### YOUR OBJECTIVE
Leave out the images; return the rest of the data exactly.

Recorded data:
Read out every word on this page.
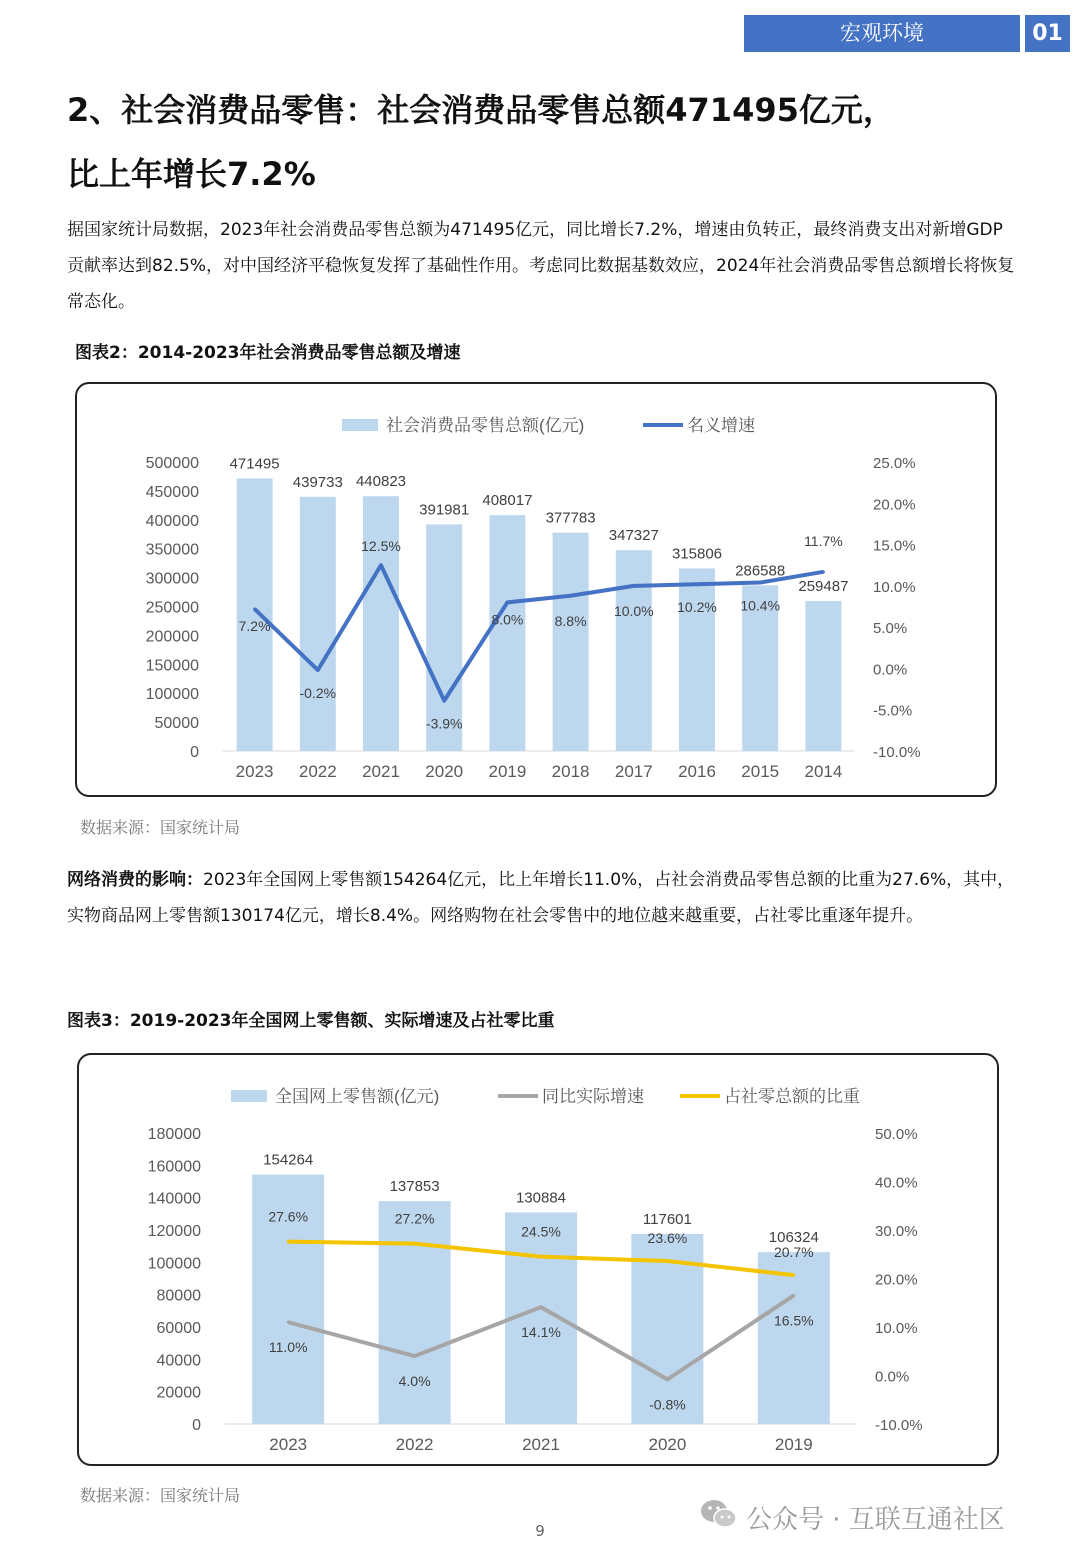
宏观环境	01
2、社会消费品零售：社会消费品零售总额471495亿元，
比上年增长7.2%
据国家统计局数据，2023年社会消费品零售总额为471495亿元，同比增长7.2%，增速由负转正，最终消费支出对新增GDP贡献率达到82.5%，对中国经济平稳恢复发挥了基础性作用。考虑同比数据基数效应，2024年社会消费品零售总额增长将恢复常态化。
图表2：2014-2023年社会消费品零售总额及增速
0
50000
100000
150000
200000
250000
300000
350000
400000
450000
500000
-10.0%
-5.0%
0.0%
5.0%
10.0%
15.0%
20.0%
25.0%
471495
439733 440823
391981
408017
377783
347327
315806
286588
259487
2023 2022 2021 2020 2019 2018 2017 2016 2015 2014
7.2%
-0.2%
12.5%
-3.9%
8.0% 8.8%
10.0% 10.2% 10.4%
11.7%
社会消费品零售总额(亿元)	名义增速
数据来源：国家统计局
网络消费的影响：2023年全国网上零售额154264亿元，比上年增长11.0%，占社会消费品零售总额的比重为27.6%，其中，实物商品网上零售额130174亿元，增长8.4%。网络购物在社会零售中的地位越来越重要，占社零比重逐年提升。
图表3：2019-2023年全国网上零售额、实际增速及占社零比重
0
20000
40000
60000
80000
100000
120000
140000
160000
180000
-10.0%
0.0%
10.0%
20.0%
30.0%
40.0%
50.0%
154264
137853
130884
117601
106324
2023	2022	2021	2020	2019
11.0%
4.0%
14.1%
-0.8%
16.5%
27.6%	27.2%
24.5%	23.6%
20.7%
全国网上零售额(亿元)	同比实际增速	占社零总额的比重
数据来源：国家统计局
9	公众号 · 互联互通社区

### EXPECTED OUTPUT
Read out every word on this page.
宏观环境	01
2、社会消费品零售：社会消费品零售总额471495亿元，
比上年增长7.2%
据国家统计局数据，2023年社会消费品零售总额为471495亿元，同比增长7.2%，增速由负转正，最终消费支出对新增GDP贡献率达到82.5%，对中国经济平稳恢复发挥了基础性作用。考虑同比数据基数效应，2024年社会消费品零售总额增长将恢复常态化。
图表2：2014-2023年社会消费品零售总额及增速
0
50000
100000
150000
200000
250000
300000
350000
400000
450000
500000
-10.0%
-5.0%
0.0%
5.0%
10.0%
15.0%
20.0%
25.0%
471495
439733 440823
391981
408017
377783
347327
315806
286588
259487
2023 2022 2021 2020 2019 2018 2017 2016 2015 2014
7.2%
-0.2%
12.5%
-3.9%
8.0% 8.8%
10.0% 10.2% 10.4%
11.7%
社会消费品零售总额(亿元)	名义增速
数据来源：国家统计局
网络消费的影响：2023年全国网上零售额154264亿元，比上年增长11.0%，占社会消费品零售总额的比重为27.6%，其中，实物商品网上零售额130174亿元，增长8.4%。网络购物在社会零售中的地位越来越重要，占社零比重逐年提升。
图表3：2019-2023年全国网上零售额、实际增速及占社零比重
0
20000
40000
60000
80000
100000
120000
140000
160000
180000
-10.0%
0.0%
10.0%
20.0%
30.0%
40.0%
50.0%
154264
137853
130884
117601
106324
2023	2022	2021	2020	2019
11.0%
4.0%
14.1%
-0.8%
16.5%
27.6%	27.2%
24.5%	23.6%
20.7%
全国网上零售额(亿元)	同比实际增速	占社零总额的比重
数据来源：国家统计局
9	公众号 · 互联互通社区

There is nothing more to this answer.